+++ RECORDS FOR PROCESSING

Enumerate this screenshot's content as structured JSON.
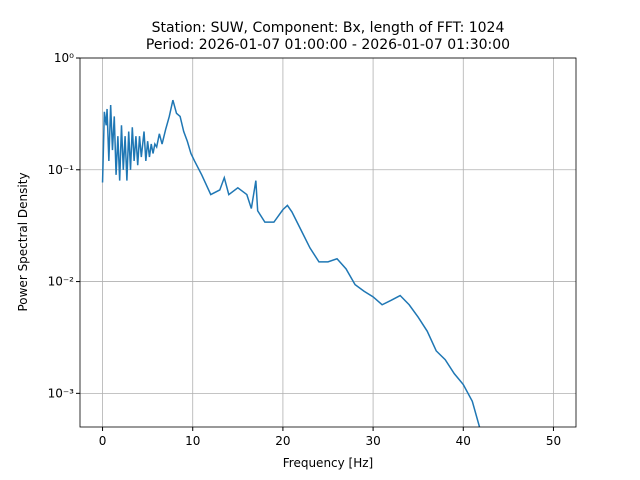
{
  "chart_data": {
    "type": "line",
    "title": "Station: SUW, Component: Bx, length of FFT: 1024",
    "subtitle": "Period: 2026-01-07 01:00:00 - 2026-01-07 01:30:00",
    "x_label": "Frequency [Hz]",
    "y_label": "Power Spectral Density",
    "log_y": true,
    "grid": true,
    "xlim": [
      -2.5,
      52.5
    ],
    "xticks": [
      0,
      10,
      20,
      30,
      40,
      50
    ],
    "ylim": [
      0.0005,
      1
    ],
    "yticks": [
      {
        "value": 0.001,
        "label": "10⁻³"
      },
      {
        "value": 0.01,
        "label": "10⁻²"
      },
      {
        "value": 0.1,
        "label": "10⁻¹"
      },
      {
        "value": 1,
        "label": "10⁰"
      }
    ],
    "series": [
      {
        "color": "#1f77b4",
        "x": [
          0,
          0.2,
          0.4,
          0.5,
          0.7,
          0.9,
          1.1,
          1.3,
          1.5,
          1.7,
          1.9,
          2.1,
          2.3,
          2.5,
          2.7,
          2.9,
          3.1,
          3.3,
          3.5,
          3.7,
          3.9,
          4.1,
          4.3,
          4.6,
          4.8,
          5.0,
          5.2,
          5.4,
          5.6,
          5.8,
          6.0,
          6.3,
          6.6,
          7.0,
          7.4,
          7.8,
          8.2,
          8.6,
          9.0,
          9.4,
          9.8,
          10.2,
          11,
          12,
          13,
          13.5,
          14,
          15,
          16,
          16.5,
          17,
          17.2,
          18,
          19,
          20,
          20.5,
          21,
          22,
          23,
          24,
          25,
          26,
          27,
          28,
          29,
          30,
          31,
          32,
          33,
          34,
          35,
          36,
          37,
          38,
          39,
          40,
          41,
          41.8
        ],
        "values": [
          0.077,
          0.33,
          0.25,
          0.35,
          0.12,
          0.38,
          0.15,
          0.3,
          0.09,
          0.2,
          0.08,
          0.25,
          0.1,
          0.2,
          0.08,
          0.22,
          0.1,
          0.24,
          0.12,
          0.2,
          0.11,
          0.2,
          0.13,
          0.22,
          0.12,
          0.18,
          0.13,
          0.17,
          0.14,
          0.17,
          0.16,
          0.21,
          0.17,
          0.23,
          0.3,
          0.42,
          0.32,
          0.3,
          0.22,
          0.18,
          0.14,
          0.12,
          0.09,
          0.06,
          0.066,
          0.085,
          0.06,
          0.069,
          0.06,
          0.045,
          0.08,
          0.043,
          0.034,
          0.034,
          0.044,
          0.048,
          0.042,
          0.029,
          0.02,
          0.015,
          0.015,
          0.016,
          0.013,
          0.0094,
          0.0082,
          0.0073,
          0.0062,
          0.0068,
          0.0075,
          0.0062,
          0.0048,
          0.0036,
          0.0024,
          0.002,
          0.0015,
          0.0012,
          0.00085,
          0.0005
        ]
      }
    ]
  }
}
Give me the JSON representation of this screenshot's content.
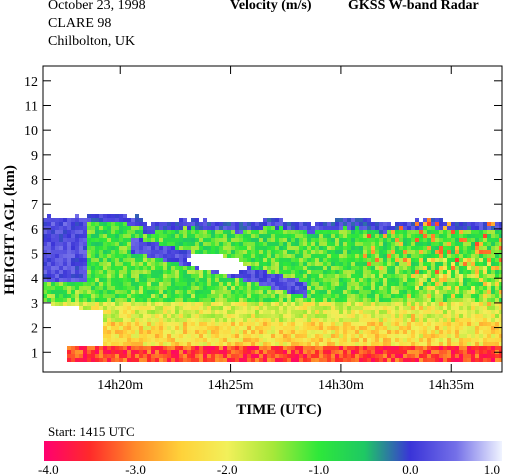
{
  "header": {
    "date": "October  23, 1998",
    "campaign": "CLARE 98",
    "site": "Chilbolton, UK",
    "quantity": "Velocity (m/s)",
    "instrument": "GKSS  W-band Radar"
  },
  "start_label": "Start:  1415 UTC",
  "chart_data": {
    "type": "heatmap",
    "title": "Velocity (m/s)",
    "xlabel": "TIME (UTC)",
    "ylabel": "HEIGHT AGL (km)",
    "xticks": [
      "14h20m",
      "14h25m",
      "14h30m",
      "14h35m"
    ],
    "xtick_minutes": [
      20,
      25,
      30,
      35
    ],
    "xlim_minutes": [
      16.5,
      37.3
    ],
    "yticks": [
      1,
      2,
      3,
      4,
      5,
      6,
      7,
      8,
      9,
      10,
      11,
      12
    ],
    "ylim": [
      0.2,
      12.6
    ],
    "colorbar": {
      "min": -4.0,
      "max": 1.0,
      "tick_values": [
        -4.0,
        -3.0,
        -2.0,
        -1.0,
        0.0,
        1.0
      ],
      "tick_labels": [
        "-4.0",
        "-3.0",
        "-2.0",
        "-1.0",
        "0.0",
        "1.0"
      ],
      "colors": [
        "#ff0070",
        "#ff2a2a",
        "#ff8a2a",
        "#ffd23a",
        "#f2f05a",
        "#a6e83a",
        "#2ee83a",
        "#1ec864",
        "#3a34d8",
        "#7470e8",
        "#f0f4ff"
      ]
    },
    "echo_top_km": 6.3,
    "echo_base_km": 0.6,
    "features": [
      {
        "name": "upward velocity band",
        "velocity": 0.3
      },
      {
        "name": "near-surface fall streaks",
        "velocity": -3.8
      }
    ]
  }
}
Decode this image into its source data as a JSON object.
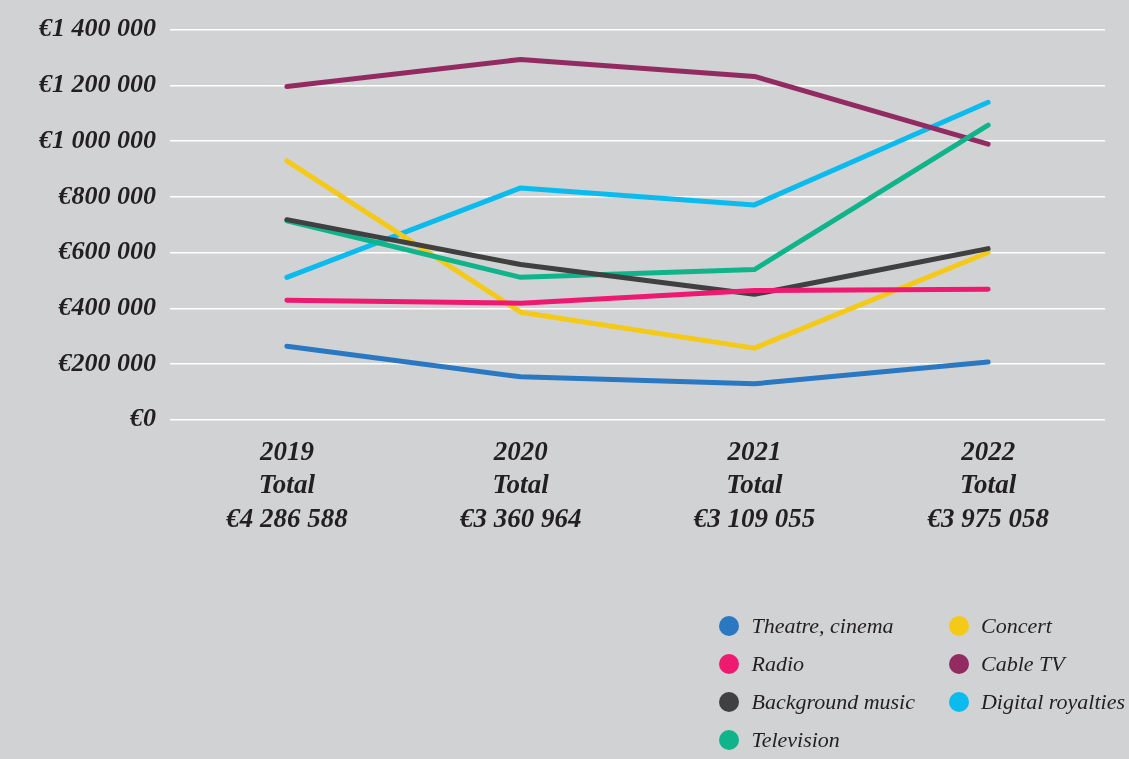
{
  "chart_data": {
    "type": "line",
    "categories": [
      "2019\nTotal\n€4 286 588",
      "2020\nTotal\n€3 360 964",
      "2021\nTotal\n€3 109 055",
      "2022\nTotal\n€3 975 058"
    ],
    "series": [
      {
        "name": "Theatre, cinema",
        "color": "#2a78c2",
        "values": [
          264000,
          154000,
          129000,
          207000
        ]
      },
      {
        "name": "Radio",
        "color": "#ee1a72",
        "values": [
          429000,
          418000,
          464000,
          468000
        ]
      },
      {
        "name": "Background music",
        "color": "#404040",
        "values": [
          718000,
          557000,
          450000,
          614000
        ]
      },
      {
        "name": "Television",
        "color": "#10b48a",
        "values": [
          714000,
          511000,
          539000,
          1057000
        ]
      },
      {
        "name": "Concert",
        "color": "#f5c917",
        "values": [
          929000,
          386000,
          257000,
          600000
        ]
      },
      {
        "name": "Cable TV",
        "color": "#932b63",
        "values": [
          1196000,
          1293000,
          1232000,
          989000
        ]
      },
      {
        "name": "Digital royalties",
        "color": "#0bbbee",
        "values": [
          511000,
          832000,
          771000,
          1139000
        ]
      }
    ],
    "ylim": [
      0,
      1400000
    ],
    "yticks": [
      {
        "value": 0,
        "label": "€0"
      },
      {
        "value": 200000,
        "label": "€200 000"
      },
      {
        "value": 400000,
        "label": "€400 000"
      },
      {
        "value": 600000,
        "label": "€600 000"
      },
      {
        "value": 800000,
        "label": "€800 000"
      },
      {
        "value": 1000000,
        "label": "€1 000 000"
      },
      {
        "value": 1200000,
        "label": "€1 200 000"
      },
      {
        "value": 1400000,
        "label": "€1 400 000"
      }
    ],
    "grid": "y",
    "legend": "bottom right",
    "marker": "none",
    "line_style": "solid"
  }
}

++++++

Reproduce the records verbatim, omitting all images they contain.

§ **THE RESPONSE**:
Enumerate this screenshot's content as structured JSON.
{
  "chart_data": {
    "type": "line",
    "title": "Station: SUW, Component: Bx, length of FFT: 1024",
    "subtitle": "Period: 2026-01-07 01:00:00 - 2026-01-07 01:30:00",
    "x_label": "Frequency [Hz]",
    "y_label": "Power Spectral Density",
    "log_y": true,
    "grid": true,
    "xlim": [
      -2.5,
      52.5
    ],
    "xticks": [
      0,
      10,
      20,
      30,
      40,
      50
    ],
    "ylim": [
      0.0005,
      1
    ],
    "yticks": [
      {
        "value": 0.001,
        "label": "10⁻³"
      },
      {
        "value": 0.01,
        "label": "10⁻²"
      },
      {
        "value": 0.1,
        "label": "10⁻¹"
      },
      {
        "value": 1,
        "label": "10⁰"
      }
    ],
    "series": [
      {
        "color": "#1f77b4",
        "x": [
          0,
          0.2,
          0.4,
          0.5,
          0.7,
          0.9,
          1.1,
          1.3,
          1.5,
          1.7,
          1.9,
          2.1,
          2.3,
          2.5,
          2.7,
          2.9,
          3.1,
          3.3,
          3.5,
          3.7,
          3.9,
          4.1,
          4.3,
          4.6,
          4.8,
          5.0,
          5.2,
          5.4,
          5.6,
          5.8,
          6.0,
          6.3,
          6.6,
          7.0,
          7.4,
          7.8,
          8.2,
          8.6,
          9.0,
          9.4,
          9.8,
          10.2,
          11,
          12,
          13,
          13.5,
          14,
          15,
          16,
          16.5,
          17,
          17.2,
          18,
          19,
          20,
          20.5,
          21,
          22,
          23,
          24,
          25,
          26,
          27,
          28,
          29,
          30,
          31,
          32,
          33,
          34,
          35,
          36,
          37,
          38,
          39,
          40,
          41,
          41.8
        ],
        "values": [
          0.077,
          0.33,
          0.25,
          0.35,
          0.12,
          0.38,
          0.15,
          0.3,
          0.09,
          0.2,
          0.08,
          0.25,
          0.1,
          0.2,
          0.08,
          0.22,
          0.1,
          0.24,
          0.12,
          0.2,
          0.11,
          0.2,
          0.13,
          0.22,
          0.12,
          0.18,
          0.13,
          0.17,
          0.14,
          0.17,
          0.16,
          0.21,
          0.17,
          0.23,
          0.3,
          0.42,
          0.32,
          0.3,
          0.22,
          0.18,
          0.14,
          0.12,
          0.09,
          0.06,
          0.066,
          0.085,
          0.06,
          0.069,
          0.06,
          0.045,
          0.08,
          0.043,
          0.034,
          0.034,
          0.044,
          0.048,
          0.042,
          0.029,
          0.02,
          0.015,
          0.015,
          0.016,
          0.013,
          0.0094,
          0.0082,
          0.0073,
          0.0062,
          0.0068,
          0.0075,
          0.0062,
          0.0048,
          0.0036,
          0.0024,
          0.002,
          0.0015,
          0.0012,
          0.00085,
          0.0005
        ]
      }
    ]
  }
}
Give me the JSON representation of this screenshot's content.
{
  "header": {
    "date": "October  23, 1998",
    "campaign": "CLARE 98",
    "site": "Chilbolton, UK",
    "quantity": "Velocity (m/s)",
    "instrument": "GKSS  W-band Radar"
  },
  "start_label": "Start:  1415 UTC",
  "chart_data": {
    "type": "heatmap",
    "title": "Velocity (m/s)",
    "xlabel": "TIME (UTC)",
    "ylabel": "HEIGHT AGL (km)",
    "xticks": [
      "14h20m",
      "14h25m",
      "14h30m",
      "14h35m"
    ],
    "xtick_minutes": [
      20,
      25,
      30,
      35
    ],
    "xlim_minutes": [
      16.5,
      37.3
    ],
    "yticks": [
      1,
      2,
      3,
      4,
      5,
      6,
      7,
      8,
      9,
      10,
      11,
      12
    ],
    "ylim": [
      0.2,
      12.6
    ],
    "colorbar": {
      "min": -4.0,
      "max": 1.0,
      "tick_values": [
        -4.0,
        -3.0,
        -2.0,
        -1.0,
        0.0,
        1.0
      ],
      "tick_labels": [
        "-4.0",
        "-3.0",
        "-2.0",
        "-1.0",
        "0.0",
        "1.0"
      ],
      "colors": [
        "#ff0070",
        "#ff2a2a",
        "#ff8a2a",
        "#ffd23a",
        "#f2f05a",
        "#a6e83a",
        "#2ee83a",
        "#1ec864",
        "#3a34d8",
        "#7470e8",
        "#f0f4ff"
      ]
    },
    "echo_top_km": 6.3,
    "echo_base_km": 0.6,
    "features": [
      {
        "name": "upward velocity band",
        "velocity": 0.3
      },
      {
        "name": "near-surface fall streaks",
        "velocity": -3.8
      }
    ]
  }
}
Decode this image into its source data as a JSON object.
{
  "chart_data": {
    "type": "line",
    "categories": [
      "2019\nTotal\n€4 286 588",
      "2020\nTotal\n€3 360 964",
      "2021\nTotal\n€3 109 055",
      "2022\nTotal\n€3 975 058"
    ],
    "series": [
      {
        "name": "Theatre, cinema",
        "color": "#2a78c2",
        "values": [
          264000,
          154000,
          129000,
          207000
        ]
      },
      {
        "name": "Radio",
        "color": "#ee1a72",
        "values": [
          429000,
          418000,
          464000,
          468000
        ]
      },
      {
        "name": "Background music",
        "color": "#404040",
        "values": [
          718000,
          557000,
          450000,
          614000
        ]
      },
      {
        "name": "Television",
        "color": "#10b48a",
        "values": [
          714000,
          511000,
          539000,
          1057000
        ]
      },
      {
        "name": "Concert",
        "color": "#f5c917",
        "values": [
          929000,
          386000,
          257000,
          600000
        ]
      },
      {
        "name": "Cable TV",
        "color": "#932b63",
        "values": [
          1196000,
          1293000,
          1232000,
          989000
        ]
      },
      {
        "name": "Digital royalties",
        "color": "#0bbbee",
        "values": [
          511000,
          832000,
          771000,
          1139000
        ]
      }
    ],
    "ylim": [
      0,
      1400000
    ],
    "yticks": [
      {
        "value": 0,
        "label": "€0"
      },
      {
        "value": 200000,
        "label": "€200 000"
      },
      {
        "value": 400000,
        "label": "€400 000"
      },
      {
        "value": 600000,
        "label": "€600 000"
      },
      {
        "value": 800000,
        "label": "€800 000"
      },
      {
        "value": 1000000,
        "label": "€1 000 000"
      },
      {
        "value": 1200000,
        "label": "€1 200 000"
      },
      {
        "value": 1400000,
        "label": "€1 400 000"
      }
    ],
    "grid": "y",
    "legend": "bottom right",
    "marker": "none",
    "line_style": "solid"
  }
}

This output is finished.